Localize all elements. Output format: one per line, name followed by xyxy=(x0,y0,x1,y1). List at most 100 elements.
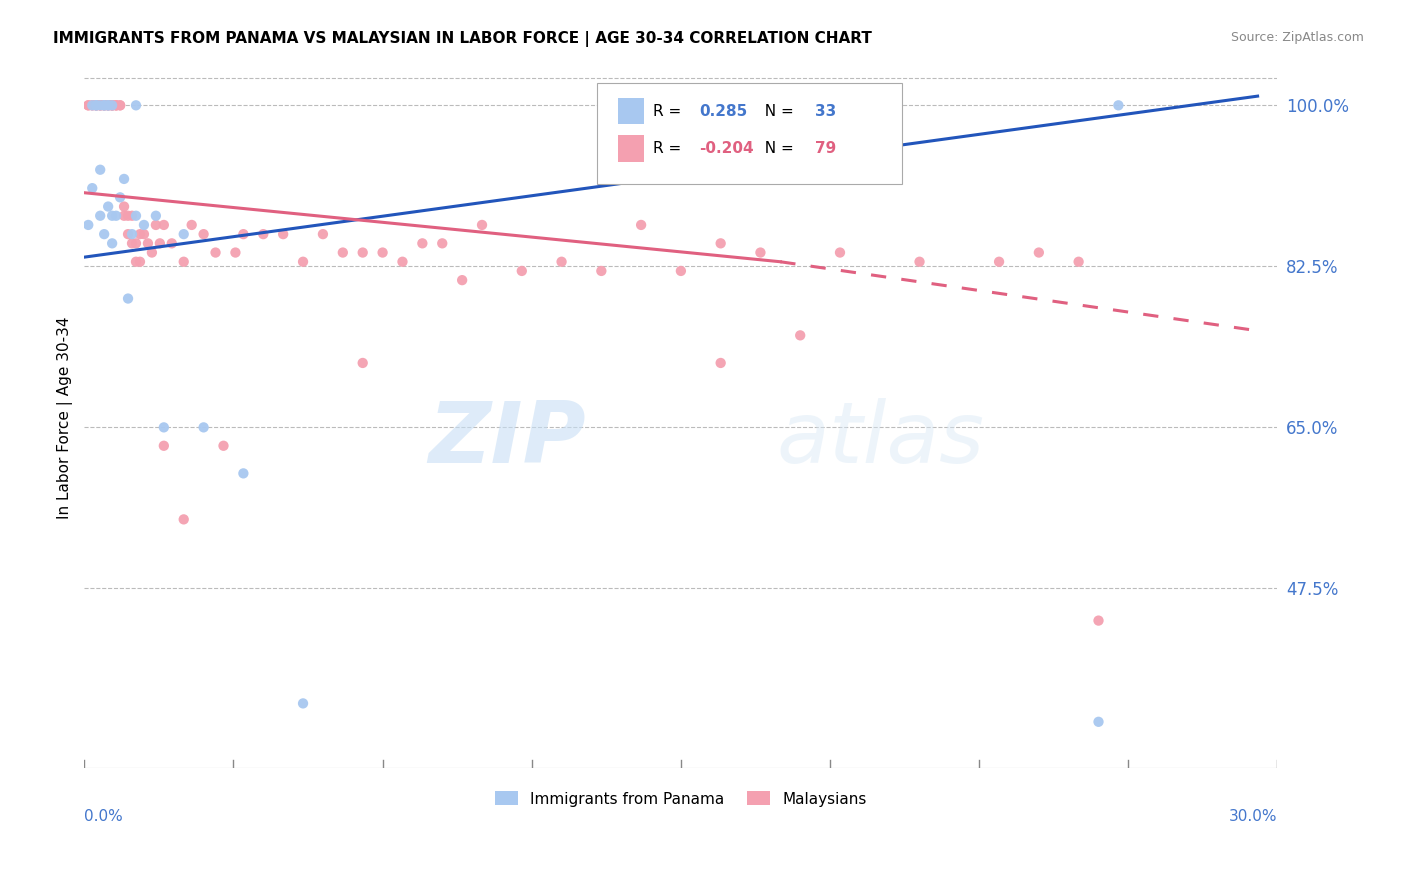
Point xyxy=(112,200,135,214)
Point xyxy=(101,98,124,112)
Point xyxy=(312,227,335,241)
Point xyxy=(117,227,139,241)
Point xyxy=(101,98,124,112)
Point xyxy=(121,209,143,223)
Point xyxy=(77,98,100,112)
Point xyxy=(193,420,215,434)
Point xyxy=(224,245,246,260)
Text: N =: N = xyxy=(755,141,799,156)
Point xyxy=(669,264,692,278)
Text: Source: ZipAtlas.com: Source: ZipAtlas.com xyxy=(1230,31,1364,45)
Point xyxy=(89,209,111,223)
Point xyxy=(908,254,931,268)
Point xyxy=(101,236,124,251)
Point xyxy=(292,254,315,268)
Point xyxy=(749,245,772,260)
Point xyxy=(160,236,183,251)
Point xyxy=(105,98,128,112)
Point xyxy=(101,98,124,112)
Point xyxy=(125,254,148,268)
Text: R =: R = xyxy=(654,103,686,119)
Point xyxy=(112,209,135,223)
Point xyxy=(391,254,413,268)
Point xyxy=(1087,614,1109,628)
Point xyxy=(97,98,120,112)
Point xyxy=(82,98,104,112)
Point xyxy=(129,254,152,268)
Point xyxy=(789,328,811,343)
Point xyxy=(432,236,454,251)
Point xyxy=(125,98,148,112)
Point xyxy=(117,209,139,223)
Point xyxy=(1028,245,1050,260)
FancyBboxPatch shape xyxy=(598,82,901,184)
Text: 30.0%: 30.0% xyxy=(1229,809,1278,824)
Point xyxy=(232,467,254,481)
Point xyxy=(89,162,111,177)
Point xyxy=(121,236,143,251)
Point xyxy=(1087,714,1109,729)
Point xyxy=(89,98,111,112)
Legend: Immigrants from Panama, Malaysians: Immigrants from Panama, Malaysians xyxy=(489,785,873,813)
Point xyxy=(105,98,128,112)
Point xyxy=(101,98,124,112)
Point xyxy=(180,218,202,232)
Point xyxy=(93,98,115,112)
Point xyxy=(212,439,235,453)
Point xyxy=(232,227,254,241)
Point xyxy=(132,227,155,241)
Point xyxy=(77,218,100,232)
Point xyxy=(108,98,131,112)
Point xyxy=(97,98,120,112)
Point xyxy=(271,227,294,241)
Text: 79: 79 xyxy=(814,141,835,156)
Point xyxy=(136,236,159,251)
Text: 0.285: 0.285 xyxy=(699,103,747,119)
Point xyxy=(145,209,167,223)
Point xyxy=(510,264,533,278)
Point xyxy=(153,439,176,453)
Point xyxy=(97,98,120,112)
Point xyxy=(1067,254,1090,268)
Point xyxy=(204,245,226,260)
Point xyxy=(630,218,652,232)
Point xyxy=(710,236,733,251)
Point xyxy=(93,227,115,241)
Point xyxy=(112,172,135,186)
Text: 33: 33 xyxy=(814,103,835,119)
Point xyxy=(173,512,195,526)
Point xyxy=(332,245,354,260)
Point xyxy=(292,697,315,711)
Text: atlas: atlas xyxy=(776,398,984,481)
Point xyxy=(97,200,120,214)
Text: IMMIGRANTS FROM PANAMA VS MALAYSIAN IN LABOR FORCE | AGE 30-34 CORRELATION CHART: IMMIGRANTS FROM PANAMA VS MALAYSIAN IN L… xyxy=(53,31,872,47)
Point xyxy=(84,98,107,112)
Point xyxy=(988,254,1011,268)
Point xyxy=(93,98,115,112)
Text: ZIP: ZIP xyxy=(427,398,585,481)
Text: -0.204: -0.204 xyxy=(699,141,754,156)
Point xyxy=(129,227,152,241)
Y-axis label: In Labor Force | Age 30-34: In Labor Force | Age 30-34 xyxy=(58,317,73,519)
Point xyxy=(125,236,148,251)
Point xyxy=(105,209,128,223)
Point xyxy=(173,254,195,268)
Point xyxy=(93,98,115,112)
Point xyxy=(82,98,104,112)
Bar xyxy=(617,135,644,161)
Point xyxy=(97,98,120,112)
Point xyxy=(471,218,494,232)
Text: R =: R = xyxy=(654,141,686,156)
Point xyxy=(173,227,195,241)
Point xyxy=(451,273,474,287)
Point xyxy=(411,236,433,251)
Point xyxy=(89,98,111,112)
Point xyxy=(550,254,572,268)
Point xyxy=(352,356,374,370)
Point xyxy=(591,264,613,278)
Point xyxy=(84,98,107,112)
Point xyxy=(82,98,104,112)
Point xyxy=(93,98,115,112)
Point xyxy=(97,98,120,112)
Point xyxy=(121,227,143,241)
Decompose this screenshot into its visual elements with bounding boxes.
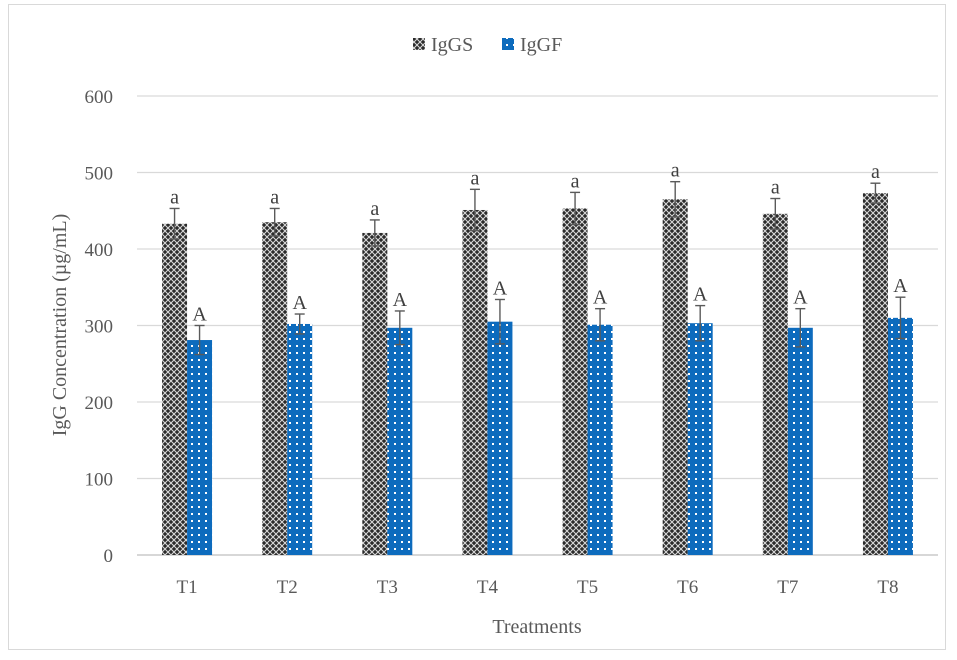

Goal:
Rewrite all the records above, substituting "Marker" for every "Point" and changing nothing else. Omit the pictures.

Final result:
Localize all elements. Output format: one per line, name followed by xyxy=(x0,y0,x1,y1). List at most 100 elements.
Marker xyxy=(112,200,135,214)
Marker xyxy=(101,98,124,112)
Marker xyxy=(312,227,335,241)
Marker xyxy=(117,227,139,241)
Marker xyxy=(101,98,124,112)
Marker xyxy=(121,209,143,223)
Marker xyxy=(77,98,100,112)
Marker xyxy=(193,420,215,434)
Marker xyxy=(224,245,246,260)
Text: N =: N = xyxy=(755,141,799,156)
Marker xyxy=(669,264,692,278)
Text: Source: ZipAtlas.com: Source: ZipAtlas.com xyxy=(1230,31,1364,45)
Marker xyxy=(89,209,111,223)
Marker xyxy=(908,254,931,268)
Marker xyxy=(101,236,124,251)
Marker xyxy=(292,254,315,268)
Marker xyxy=(749,245,772,260)
Marker xyxy=(160,236,183,251)
Marker xyxy=(105,98,128,112)
Marker xyxy=(101,98,124,112)
Marker xyxy=(125,254,148,268)
Text: R =: R = xyxy=(654,103,686,119)
Marker xyxy=(112,209,135,223)
Marker xyxy=(391,254,413,268)
Marker xyxy=(1087,614,1109,628)
Marker xyxy=(97,98,120,112)
Marker xyxy=(82,98,104,112)
Marker xyxy=(129,254,152,268)
Marker xyxy=(789,328,811,343)
Marker xyxy=(432,236,454,251)
Marker xyxy=(125,98,148,112)
Marker xyxy=(117,209,139,223)
Marker xyxy=(1028,245,1050,260)
FancyBboxPatch shape xyxy=(598,82,901,184)
Text: 30.0%: 30.0% xyxy=(1229,809,1278,824)
Marker xyxy=(232,467,254,481)
Marker xyxy=(89,162,111,177)
Marker xyxy=(121,236,143,251)
Marker xyxy=(1087,714,1109,729)
Marker xyxy=(89,98,111,112)
Legend: Immigrants from Panama, Malaysians: Immigrants from Panama, Malaysians xyxy=(489,785,873,813)
Marker xyxy=(105,98,128,112)
Marker xyxy=(101,98,124,112)
Marker xyxy=(180,218,202,232)
Marker xyxy=(93,98,115,112)
Marker xyxy=(212,439,235,453)
Marker xyxy=(232,227,254,241)
Marker xyxy=(132,227,155,241)
Marker xyxy=(77,218,100,232)
Marker xyxy=(108,98,131,112)
Marker xyxy=(97,98,120,112)
Marker xyxy=(271,227,294,241)
Text: 79: 79 xyxy=(814,141,835,156)
Marker xyxy=(136,236,159,251)
Text: 0.285: 0.285 xyxy=(699,103,747,119)
Marker xyxy=(145,209,167,223)
Marker xyxy=(510,264,533,278)
Marker xyxy=(153,439,176,453)
Marker xyxy=(97,98,120,112)
Marker xyxy=(1067,254,1090,268)
Marker xyxy=(204,245,226,260)
Marker xyxy=(630,218,652,232)
Marker xyxy=(710,236,733,251)
Marker xyxy=(93,227,115,241)
Marker xyxy=(112,172,135,186)
Text: 33: 33 xyxy=(814,103,835,119)
Marker xyxy=(173,512,195,526)
Marker xyxy=(332,245,354,260)
Marker xyxy=(292,697,315,711)
Text: atlas: atlas xyxy=(776,398,984,481)
Marker xyxy=(97,200,120,214)
Text: IMMIGRANTS FROM PANAMA VS MALAYSIAN IN LABOR FORCE | AGE 30-34 CORRELATION CHART: IMMIGRANTS FROM PANAMA VS MALAYSIAN IN L… xyxy=(53,31,872,47)
Marker xyxy=(84,98,107,112)
Marker xyxy=(988,254,1011,268)
Marker xyxy=(93,98,115,112)
Text: ZIP: ZIP xyxy=(427,398,585,481)
Text: -0.204: -0.204 xyxy=(699,141,754,156)
Marker xyxy=(129,227,152,241)
Y-axis label: In Labor Force | Age 30-34: In Labor Force | Age 30-34 xyxy=(58,317,73,519)
Marker xyxy=(125,236,148,251)
Marker xyxy=(105,209,128,223)
Marker xyxy=(173,254,195,268)
Marker xyxy=(93,98,115,112)
Marker xyxy=(82,98,104,112)
Bar xyxy=(617,135,644,161)
Marker xyxy=(97,98,120,112)
Marker xyxy=(471,218,494,232)
Text: R =: R = xyxy=(654,141,686,156)
Marker xyxy=(173,227,195,241)
Marker xyxy=(451,273,474,287)
Marker xyxy=(411,236,433,251)
Marker xyxy=(89,98,111,112)
Marker xyxy=(550,254,572,268)
Marker xyxy=(352,356,374,370)
Marker xyxy=(591,264,613,278)
Marker xyxy=(84,98,107,112)
Marker xyxy=(82,98,104,112)
Marker xyxy=(93,98,115,112)
Marker xyxy=(97,98,120,112)
Marker xyxy=(121,227,143,241)
Decompose this screenshot into its visual elements with bounding boxes.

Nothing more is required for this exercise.